- EXERCISE INSTRUCTIONS
A) Answer these from the article on TikTok's lawsuit:
(i) How many TikTok creators filed the separate lawsuit?
(ii) According to the company, how many of TikTok Shop's sellers in December 2023 were in the U.S.?
(iii) How long is the timeline that the suit says the Act requires for a "qualified divestiture"?
B) Extend the article on TikTok's lawsuit past its final paragraph.

- SOURCE EXTRACT
UPDATE: Creators Join TikTok in Suing to Prevent U.S. Ban

[Update as of May 15, 2024] Eight TikTok creators have launched a separate lawsuit against the U.S. government ban, claiming that the new law would violate their First Amendment rights by shuttering a platform that has become an essential “part of American life,” multiple sources report.

Original story from May 8, 2024 begins-

TikTok has filed suit in the U.S. Court of Appeals for the D.C. Circuit, seeking to stop the recently signed legislation that would require the platform to be sold to a non-Chinese entity by January 2025 or be banned. The suit claims that banning TikTok is not only impractical but “obviously unconstitutional,” impinging on the free speech rights of the 170 million Americans who use it.

In addition to the entertainment aspects of TikTok’s short-form videos, the platform has become an important commerce channel. TikTok Shop had 15 million sellers worldwide in December 2023, according to the company, including more than 500,000 in the U.S. In March 2024 TikTok introduced new tools to support its “Commerce Everywhere” mission.


TikTok’s suit claims that the “qualified divestiture” option offered to the platform’s owner ByteDance “is simply not possible: not commercially, not technologically, not legally. And certainly not on the 270-day timeline required by the Act.” And even if such actions were possible, TikTok’s suit says that the law “would allow the government to decide that a company may no longer own and publish the innovative and unique speech platform it created. If Congress can do this, it can circumvent the First Amendment by invoking national security and ordering the publisher of any individual newspaper or website to sell to avoid being shut down.”

The legislation was spurred in large part by national security concerns over China-based TikTok’s collection and handling of U.S. user data. However, the company said data would have been adequately protected under a national security agreement developed via negotiations with the Committee on Foreign Investment in the United States (CFIUS), “including agreeing to a ‘shut-down option’ that would give the government the authority to suspend TikTok in the United States if [TikTok] violates certain obligations under the agreement.”

- THE DATA

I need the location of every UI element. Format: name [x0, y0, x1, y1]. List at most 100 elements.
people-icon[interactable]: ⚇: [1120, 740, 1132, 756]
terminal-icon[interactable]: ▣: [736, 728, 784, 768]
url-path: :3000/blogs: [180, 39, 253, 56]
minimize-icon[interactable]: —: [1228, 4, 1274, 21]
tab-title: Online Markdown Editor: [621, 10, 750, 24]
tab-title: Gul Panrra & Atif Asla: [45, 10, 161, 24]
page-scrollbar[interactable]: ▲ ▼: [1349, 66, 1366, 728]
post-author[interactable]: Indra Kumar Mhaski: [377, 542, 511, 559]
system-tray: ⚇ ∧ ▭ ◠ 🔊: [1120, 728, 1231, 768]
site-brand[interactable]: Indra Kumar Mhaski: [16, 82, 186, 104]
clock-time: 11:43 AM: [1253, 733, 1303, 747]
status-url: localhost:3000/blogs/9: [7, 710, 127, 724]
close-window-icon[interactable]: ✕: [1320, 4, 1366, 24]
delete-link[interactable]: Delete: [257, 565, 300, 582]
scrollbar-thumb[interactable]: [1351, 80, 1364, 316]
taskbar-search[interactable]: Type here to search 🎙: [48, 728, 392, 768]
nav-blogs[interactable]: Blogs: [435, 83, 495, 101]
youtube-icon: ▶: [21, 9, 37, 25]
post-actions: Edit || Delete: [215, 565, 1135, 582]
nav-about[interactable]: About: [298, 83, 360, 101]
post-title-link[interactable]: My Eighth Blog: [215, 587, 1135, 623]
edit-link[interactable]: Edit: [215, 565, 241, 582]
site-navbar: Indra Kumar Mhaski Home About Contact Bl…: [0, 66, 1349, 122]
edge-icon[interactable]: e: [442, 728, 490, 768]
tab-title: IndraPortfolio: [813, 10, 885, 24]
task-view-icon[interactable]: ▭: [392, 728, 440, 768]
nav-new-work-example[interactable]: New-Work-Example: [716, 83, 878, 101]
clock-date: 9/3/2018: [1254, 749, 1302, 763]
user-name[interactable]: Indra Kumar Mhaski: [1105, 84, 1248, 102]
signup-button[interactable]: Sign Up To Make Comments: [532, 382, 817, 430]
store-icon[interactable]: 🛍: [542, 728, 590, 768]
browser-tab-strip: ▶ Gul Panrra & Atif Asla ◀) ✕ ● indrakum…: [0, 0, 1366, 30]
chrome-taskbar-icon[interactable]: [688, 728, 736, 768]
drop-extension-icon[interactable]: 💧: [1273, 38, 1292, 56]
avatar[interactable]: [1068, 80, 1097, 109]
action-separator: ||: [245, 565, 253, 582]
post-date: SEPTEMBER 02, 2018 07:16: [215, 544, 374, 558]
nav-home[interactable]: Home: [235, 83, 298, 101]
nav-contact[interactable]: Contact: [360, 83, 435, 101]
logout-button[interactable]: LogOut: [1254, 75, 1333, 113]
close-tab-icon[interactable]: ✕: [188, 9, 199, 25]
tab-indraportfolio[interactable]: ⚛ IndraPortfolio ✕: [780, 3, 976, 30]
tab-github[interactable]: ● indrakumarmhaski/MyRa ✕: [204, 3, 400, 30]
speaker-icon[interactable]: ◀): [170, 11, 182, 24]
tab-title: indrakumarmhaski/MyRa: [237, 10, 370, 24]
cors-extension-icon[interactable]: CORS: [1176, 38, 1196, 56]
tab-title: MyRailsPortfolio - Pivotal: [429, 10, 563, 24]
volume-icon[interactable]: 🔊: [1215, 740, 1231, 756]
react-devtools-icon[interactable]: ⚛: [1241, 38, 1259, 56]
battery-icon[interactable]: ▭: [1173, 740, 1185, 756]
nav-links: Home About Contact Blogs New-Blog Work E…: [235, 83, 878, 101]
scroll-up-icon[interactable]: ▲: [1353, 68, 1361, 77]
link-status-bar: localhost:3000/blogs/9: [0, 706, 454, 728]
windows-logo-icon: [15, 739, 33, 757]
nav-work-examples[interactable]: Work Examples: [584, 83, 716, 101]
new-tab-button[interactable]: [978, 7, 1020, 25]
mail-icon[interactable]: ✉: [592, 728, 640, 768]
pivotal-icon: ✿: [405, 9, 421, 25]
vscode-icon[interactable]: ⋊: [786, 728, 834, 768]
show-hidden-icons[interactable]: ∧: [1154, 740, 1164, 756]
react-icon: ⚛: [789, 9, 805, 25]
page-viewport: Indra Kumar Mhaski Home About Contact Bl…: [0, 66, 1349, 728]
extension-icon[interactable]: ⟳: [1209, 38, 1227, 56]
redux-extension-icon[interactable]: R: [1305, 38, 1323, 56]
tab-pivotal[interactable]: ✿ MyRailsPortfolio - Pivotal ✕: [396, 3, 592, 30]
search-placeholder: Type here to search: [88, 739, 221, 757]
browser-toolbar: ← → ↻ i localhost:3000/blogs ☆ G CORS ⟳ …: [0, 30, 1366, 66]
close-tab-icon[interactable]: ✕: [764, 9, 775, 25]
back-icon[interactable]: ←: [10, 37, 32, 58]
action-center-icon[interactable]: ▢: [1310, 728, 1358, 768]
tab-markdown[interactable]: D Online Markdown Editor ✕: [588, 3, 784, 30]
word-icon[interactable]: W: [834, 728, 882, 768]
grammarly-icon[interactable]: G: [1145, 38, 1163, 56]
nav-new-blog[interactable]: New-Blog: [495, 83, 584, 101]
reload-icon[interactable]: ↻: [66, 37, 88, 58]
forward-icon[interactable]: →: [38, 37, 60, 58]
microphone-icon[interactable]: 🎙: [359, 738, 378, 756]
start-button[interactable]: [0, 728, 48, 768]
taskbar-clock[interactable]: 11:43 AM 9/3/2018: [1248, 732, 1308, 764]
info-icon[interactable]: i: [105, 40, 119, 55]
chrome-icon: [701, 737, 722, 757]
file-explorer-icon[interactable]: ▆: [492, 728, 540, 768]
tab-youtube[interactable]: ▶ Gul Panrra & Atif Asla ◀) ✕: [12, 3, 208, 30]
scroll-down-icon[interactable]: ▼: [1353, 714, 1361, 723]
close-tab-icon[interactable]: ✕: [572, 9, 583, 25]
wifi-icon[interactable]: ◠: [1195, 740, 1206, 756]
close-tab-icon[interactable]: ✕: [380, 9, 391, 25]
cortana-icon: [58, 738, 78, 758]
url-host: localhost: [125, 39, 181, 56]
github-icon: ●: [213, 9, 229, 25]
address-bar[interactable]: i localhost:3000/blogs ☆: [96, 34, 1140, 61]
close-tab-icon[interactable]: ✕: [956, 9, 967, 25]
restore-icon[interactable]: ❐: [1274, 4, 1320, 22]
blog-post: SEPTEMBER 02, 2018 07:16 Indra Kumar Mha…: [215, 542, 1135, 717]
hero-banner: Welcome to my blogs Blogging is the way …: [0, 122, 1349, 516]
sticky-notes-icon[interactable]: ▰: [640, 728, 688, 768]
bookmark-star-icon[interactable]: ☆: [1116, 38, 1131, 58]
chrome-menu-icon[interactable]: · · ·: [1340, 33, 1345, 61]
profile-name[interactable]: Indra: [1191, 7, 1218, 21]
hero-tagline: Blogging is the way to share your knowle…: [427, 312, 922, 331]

- SET OF ANSWERS
A)
(i) Eight.
(ii) More than 500,000.
(iii) 270 days.

B)
U.S. legislators who supported the bill cited national security briefings they had received about TikTok’s potential dangers. In remarks on the Senate floor in April reported by CNN, Senator Mark Warner (D-Va.) addressed Americans who are “rightfully skeptical” of the legislation: “At the end of the day, they’ve not seen what Congress has seen. They’ve not been in the classified briefings that Congress has held, which have delved more deeply into some of the threat posed by the foreign control of TikTok.”

However, TikTok’s suit counters this claim: “Even the statements by individual members of Congress and a congressional committee report merely indicate concern about the hypothetical possibility that TikTok could be misused in the future, without citing specific evidence — even though the platform has operated prominently in the United States since it was first launched in 2017.”

The U.S. isn’t the only country concerned with the platform’s ties to China, with TikTok running afoul of regulations in other countries as well: in September 2023 parent company ByteDance was fined €345 million (approximately $368 million) by the Irish Data Protection Commission for a series of violations of children’s data privacy.